**Records provided:**
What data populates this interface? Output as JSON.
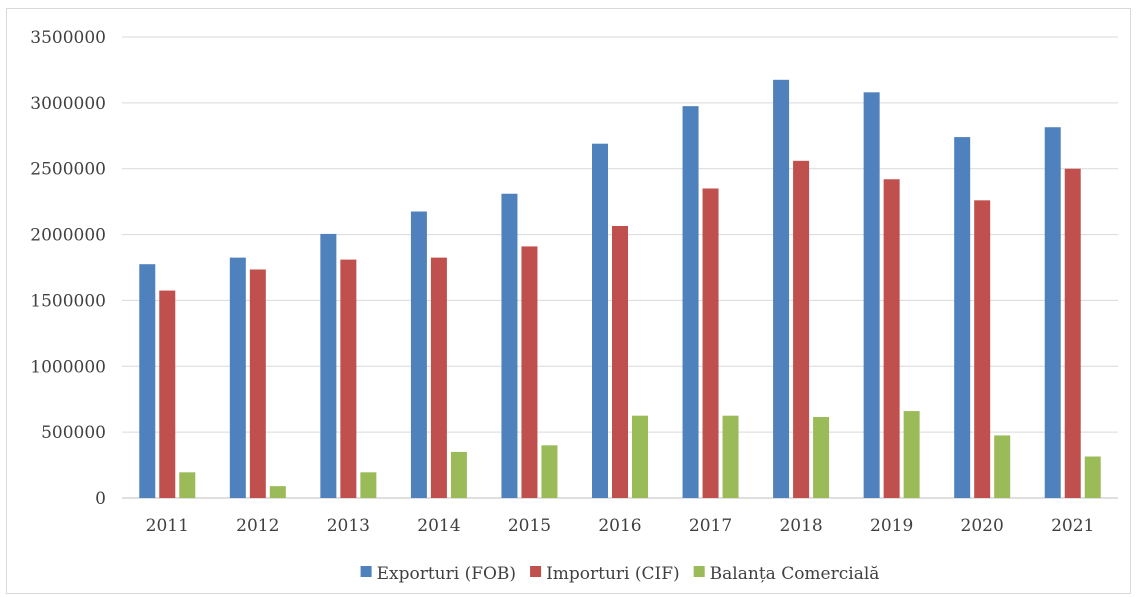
{
  "chart_data": {
    "type": "bar",
    "title": "",
    "xlabel": "",
    "ylabel": "",
    "ylim": [
      0,
      3500000
    ],
    "yticks": [
      0,
      500000,
      1000000,
      1500000,
      2000000,
      2500000,
      3000000,
      3500000
    ],
    "grid": true,
    "legend_position": "bottom",
    "categories": [
      "2011",
      "2012",
      "2013",
      "2014",
      "2015",
      "2016",
      "2017",
      "2018",
      "2019",
      "2020",
      "2021"
    ],
    "series": [
      {
        "name": "Exporturi (FOB)",
        "color": "#4f81bd",
        "values": [
          1775000,
          1825000,
          2005000,
          2175000,
          2310000,
          2690000,
          2975000,
          3175000,
          3080000,
          2740000,
          2815000
        ]
      },
      {
        "name": "Importuri (CIF)",
        "color": "#c0504d",
        "values": [
          1575000,
          1735000,
          1810000,
          1825000,
          1910000,
          2065000,
          2350000,
          2560000,
          2420000,
          2260000,
          2500000
        ]
      },
      {
        "name": "Balanța Comercială",
        "color": "#9bbb59",
        "values": [
          195000,
          90000,
          195000,
          350000,
          400000,
          625000,
          625000,
          615000,
          660000,
          475000,
          315000
        ]
      }
    ]
  }
}
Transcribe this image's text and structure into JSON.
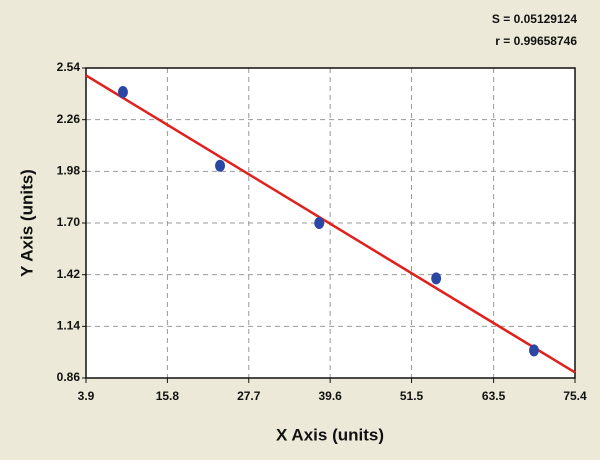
{
  "chart_data": {
    "type": "scatter",
    "annotations": [
      "S = 0.05129124",
      "r = 0.99658746"
    ],
    "x_label": "X Axis (units)",
    "y_label": "Y Axis (units)",
    "points": {
      "x": [
        9.3,
        23.5,
        38.0,
        55.1,
        69.4
      ],
      "values": [
        2.41,
        2.01,
        1.7,
        1.4,
        1.01
      ],
      "color": "#2b47a6"
    },
    "fit_line": {
      "x": [
        3.9,
        75.4
      ],
      "values": [
        2.5,
        0.89
      ],
      "color": "#e0201c"
    },
    "xlim": [
      3.9,
      75.4
    ],
    "xticks": [
      3.9,
      15.8,
      27.7,
      39.6,
      51.5,
      63.5,
      75.4
    ],
    "ylim": [
      0.86,
      2.54
    ],
    "yticks": [
      0.86,
      1.14,
      1.42,
      {
        "value": 1.7,
        "label": "1.70"
      },
      1.98,
      2.26,
      2.54
    ],
    "grid": true
  }
}
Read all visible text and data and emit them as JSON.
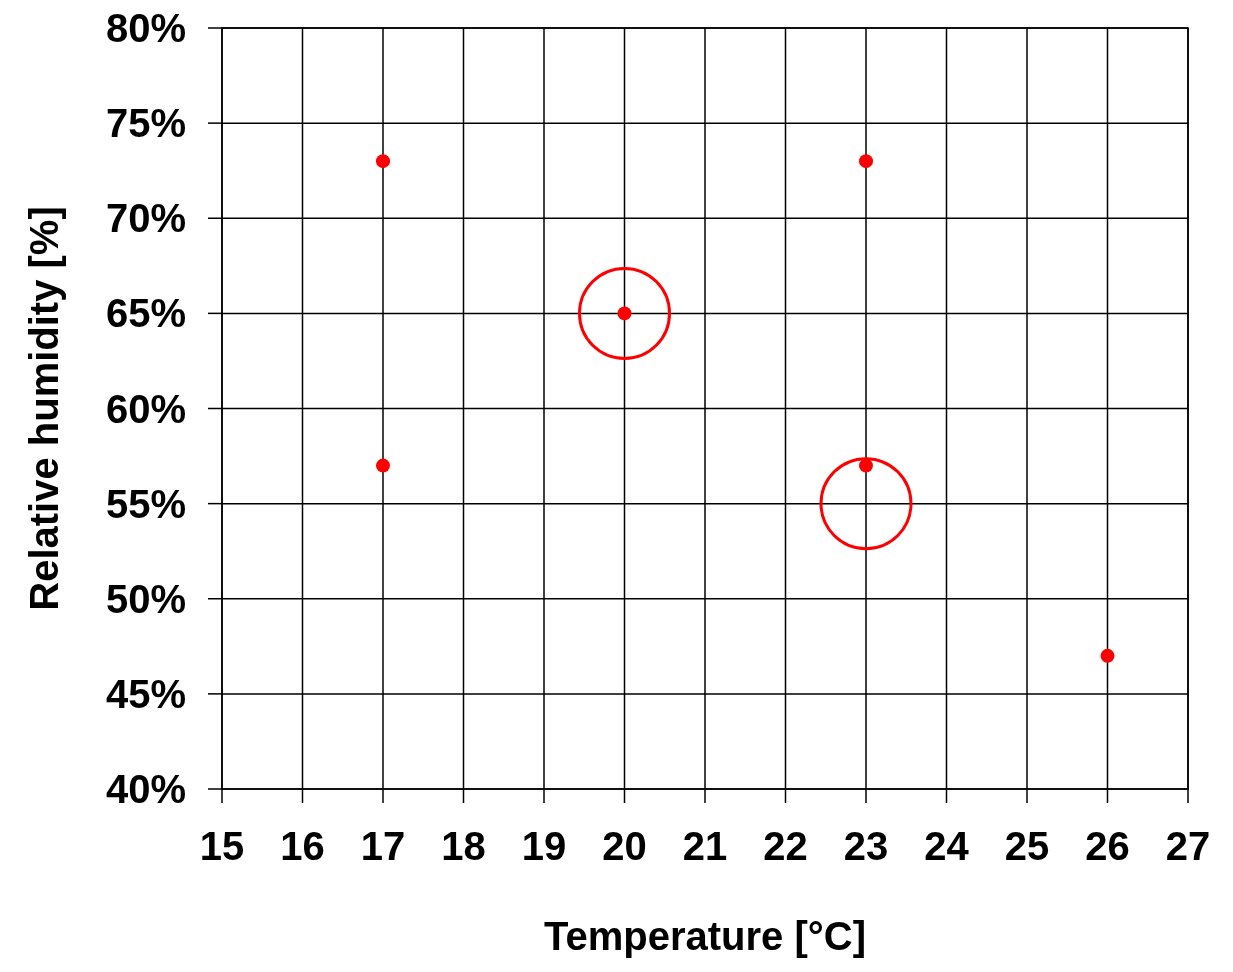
{
  "chart_data": {
    "type": "scatter",
    "xlabel": "Temperature [°C]",
    "ylabel": "Relative humidity [%]",
    "xlim": [
      15,
      27
    ],
    "xticks": [
      15,
      16,
      17,
      18,
      19,
      20,
      21,
      22,
      23,
      24,
      25,
      26,
      27
    ],
    "ylim": [
      40,
      80
    ],
    "yticks": [
      {
        "value": 40,
        "label": "40%"
      },
      {
        "value": 45,
        "label": "45%"
      },
      {
        "value": 50,
        "label": "50%"
      },
      {
        "value": 55,
        "label": "55%"
      },
      {
        "value": 60,
        "label": "60%"
      },
      {
        "value": 65,
        "label": "65%"
      },
      {
        "value": 70,
        "label": "70%"
      },
      {
        "value": 75,
        "label": "75%"
      },
      {
        "value": 80,
        "label": "80%"
      }
    ],
    "grid": true,
    "marker": "circle",
    "series": [
      {
        "color": "#ff0000",
        "x": [
          17,
          23,
          20,
          17,
          23,
          26
        ],
        "values": [
          73,
          73,
          65,
          57,
          57,
          47
        ]
      },
      {
        "type": "bubble",
        "color": "#ff0000",
        "x": [
          20,
          23
        ],
        "values": [
          65,
          55
        ],
        "sizes": [
          1,
          1
        ]
      }
    ]
  }
}
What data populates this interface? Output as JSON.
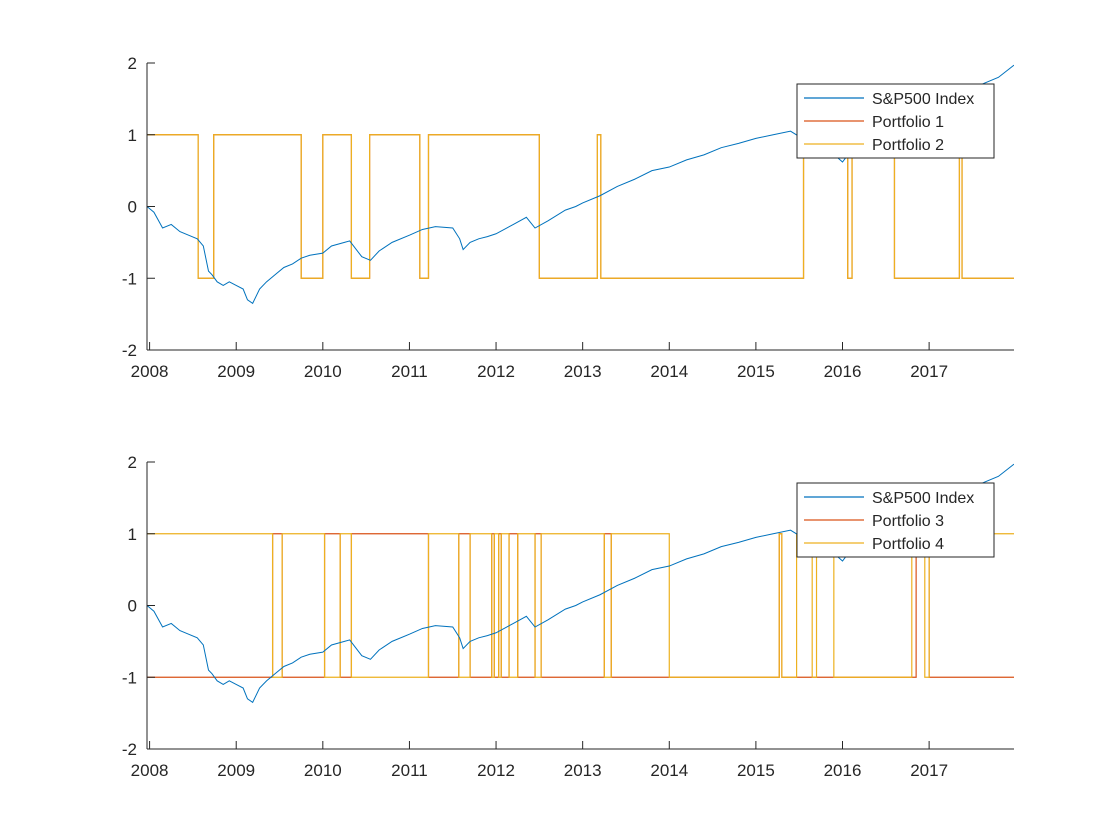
{
  "chart_data": [
    {
      "type": "line",
      "title": "",
      "xlabel": "",
      "ylabel": "",
      "xlim": [
        2007.97,
        2017.98
      ],
      "ylim": [
        -2,
        2
      ],
      "x_ticks": [
        2008,
        2009,
        2010,
        2011,
        2012,
        2013,
        2014,
        2015,
        2016,
        2017
      ],
      "y_ticks": [
        -2,
        -1,
        0,
        1,
        2
      ],
      "grid": false,
      "legend_position": "top-right",
      "series": [
        {
          "name": "S&P500 Index",
          "color": "#0072BD",
          "x": [
            2007.97,
            2008.05,
            2008.15,
            2008.25,
            2008.35,
            2008.45,
            2008.55,
            2008.62,
            2008.68,
            2008.72,
            2008.78,
            2008.85,
            2008.92,
            2009.0,
            2009.08,
            2009.13,
            2009.19,
            2009.27,
            2009.35,
            2009.45,
            2009.55,
            2009.65,
            2009.75,
            2009.85,
            2010.0,
            2010.1,
            2010.25,
            2010.31,
            2010.45,
            2010.55,
            2010.65,
            2010.8,
            2011.0,
            2011.15,
            2011.3,
            2011.5,
            2011.58,
            2011.62,
            2011.7,
            2011.8,
            2011.9,
            2012.0,
            2012.2,
            2012.35,
            2012.45,
            2012.6,
            2012.8,
            2012.92,
            2013.0,
            2013.2,
            2013.4,
            2013.6,
            2013.8,
            2014.0,
            2014.2,
            2014.4,
            2014.6,
            2014.8,
            2015.0,
            2015.2,
            2015.4,
            2015.6,
            2015.7,
            2015.85,
            2016.0,
            2016.1,
            2016.3,
            2016.5,
            2016.7,
            2016.9,
            2017.0,
            2017.2,
            2017.4,
            2017.6,
            2017.8,
            2017.98
          ],
          "values": [
            0.0,
            -0.08,
            -0.3,
            -0.25,
            -0.35,
            -0.4,
            -0.45,
            -0.55,
            -0.9,
            -0.95,
            -1.05,
            -1.1,
            -1.05,
            -1.1,
            -1.15,
            -1.3,
            -1.35,
            -1.15,
            -1.05,
            -0.95,
            -0.85,
            -0.8,
            -0.72,
            -0.68,
            -0.65,
            -0.55,
            -0.5,
            -0.48,
            -0.7,
            -0.75,
            -0.62,
            -0.5,
            -0.4,
            -0.32,
            -0.28,
            -0.3,
            -0.45,
            -0.6,
            -0.5,
            -0.45,
            -0.42,
            -0.38,
            -0.25,
            -0.15,
            -0.3,
            -0.2,
            -0.05,
            0.0,
            0.05,
            0.15,
            0.28,
            0.38,
            0.5,
            0.55,
            0.65,
            0.72,
            0.82,
            0.88,
            0.95,
            1.0,
            1.05,
            0.9,
            0.8,
            0.78,
            0.62,
            0.78,
            0.95,
            1.05,
            1.15,
            1.2,
            1.3,
            1.45,
            1.55,
            1.7,
            1.8,
            1.97
          ]
        },
        {
          "name": "Portfolio 1",
          "color": "#D95319",
          "start_value": 1,
          "switch_dates": [
            2008.56,
            2008.74,
            2009.75,
            2010.0,
            2010.33,
            2010.54,
            2011.12,
            2011.22,
            2012.5,
            2013.17,
            2013.21,
            2015.55,
            2016.06,
            2016.11,
            2016.6,
            2017.35,
            2017.38
          ]
        },
        {
          "name": "Portfolio 2",
          "color": "#EDB120",
          "start_value": 1,
          "switch_dates": [
            2008.56,
            2008.74,
            2009.75,
            2010.0,
            2010.33,
            2010.54,
            2011.12,
            2011.22,
            2012.5,
            2013.17,
            2013.21,
            2015.55,
            2016.06,
            2016.11,
            2016.6,
            2017.35,
            2017.38
          ]
        }
      ]
    },
    {
      "type": "line",
      "title": "",
      "xlabel": "",
      "ylabel": "",
      "xlim": [
        2007.97,
        2017.98
      ],
      "ylim": [
        -2,
        2
      ],
      "x_ticks": [
        2008,
        2009,
        2010,
        2011,
        2012,
        2013,
        2014,
        2015,
        2016,
        2017
      ],
      "y_ticks": [
        -2,
        -1,
        0,
        1,
        2
      ],
      "grid": false,
      "legend_position": "top-right",
      "series": [
        {
          "name": "S&P500 Index",
          "color": "#0072BD",
          "x": [
            2007.97,
            2008.05,
            2008.15,
            2008.25,
            2008.35,
            2008.45,
            2008.55,
            2008.62,
            2008.68,
            2008.72,
            2008.78,
            2008.85,
            2008.92,
            2009.0,
            2009.08,
            2009.13,
            2009.19,
            2009.27,
            2009.35,
            2009.45,
            2009.55,
            2009.65,
            2009.75,
            2009.85,
            2010.0,
            2010.1,
            2010.25,
            2010.31,
            2010.45,
            2010.55,
            2010.65,
            2010.8,
            2011.0,
            2011.15,
            2011.3,
            2011.5,
            2011.58,
            2011.62,
            2011.7,
            2011.8,
            2011.9,
            2012.0,
            2012.2,
            2012.35,
            2012.45,
            2012.6,
            2012.8,
            2012.92,
            2013.0,
            2013.2,
            2013.4,
            2013.6,
            2013.8,
            2014.0,
            2014.2,
            2014.4,
            2014.6,
            2014.8,
            2015.0,
            2015.2,
            2015.4,
            2015.6,
            2015.7,
            2015.85,
            2016.0,
            2016.1,
            2016.3,
            2016.5,
            2016.7,
            2016.9,
            2017.0,
            2017.2,
            2017.4,
            2017.6,
            2017.8,
            2017.98
          ],
          "values": [
            0.0,
            -0.08,
            -0.3,
            -0.25,
            -0.35,
            -0.4,
            -0.45,
            -0.55,
            -0.9,
            -0.95,
            -1.05,
            -1.1,
            -1.05,
            -1.1,
            -1.15,
            -1.3,
            -1.35,
            -1.15,
            -1.05,
            -0.95,
            -0.85,
            -0.8,
            -0.72,
            -0.68,
            -0.65,
            -0.55,
            -0.5,
            -0.48,
            -0.7,
            -0.75,
            -0.62,
            -0.5,
            -0.4,
            -0.32,
            -0.28,
            -0.3,
            -0.45,
            -0.6,
            -0.5,
            -0.45,
            -0.42,
            -0.38,
            -0.25,
            -0.15,
            -0.3,
            -0.2,
            -0.05,
            0.0,
            0.05,
            0.15,
            0.28,
            0.38,
            0.5,
            0.55,
            0.65,
            0.72,
            0.82,
            0.88,
            0.95,
            1.0,
            1.05,
            0.9,
            0.8,
            0.78,
            0.62,
            0.78,
            0.95,
            1.05,
            1.15,
            1.2,
            1.3,
            1.45,
            1.55,
            1.7,
            1.8,
            1.97
          ]
        },
        {
          "name": "Portfolio 3",
          "color": "#D95319",
          "start_value": -1,
          "switch_dates": [
            2009.42,
            2009.53,
            2010.02,
            2010.2,
            2010.33,
            2011.22,
            2011.57,
            2011.7,
            2011.95,
            2011.98,
            2012.03,
            2012.06,
            2012.15,
            2012.25,
            2012.45,
            2012.52,
            2013.25,
            2013.33,
            2015.27,
            2015.3,
            2016.85,
            2017.0
          ]
        },
        {
          "name": "Portfolio 4",
          "color": "#EDB120",
          "start_value": 1,
          "switch_dates": [
            2009.42,
            2009.53,
            2010.02,
            2010.2,
            2010.33,
            2011.22,
            2011.57,
            2011.7,
            2011.95,
            2011.98,
            2012.03,
            2012.06,
            2012.15,
            2012.25,
            2012.45,
            2012.52,
            2013.25,
            2013.33,
            2014.0,
            2015.27,
            2015.3,
            2015.47,
            2015.65,
            2015.7,
            2015.9,
            2016.8,
            2016.95,
            2017.0
          ]
        }
      ]
    }
  ]
}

**To do:** Look through the entries above and list every line containing "name".

**Complete response:**
        "name": "Exporturi (FOB)",
        "name": "Importuri (CIF)",
        "name": "Balanța Comercială",
          "name": "S&P500 Index",
          "name": "Portfolio 1",
          "name": "Portfolio 2",
          "name": "S&P500 Index",
          "name": "Portfolio 3",
          "name": "Portfolio 4",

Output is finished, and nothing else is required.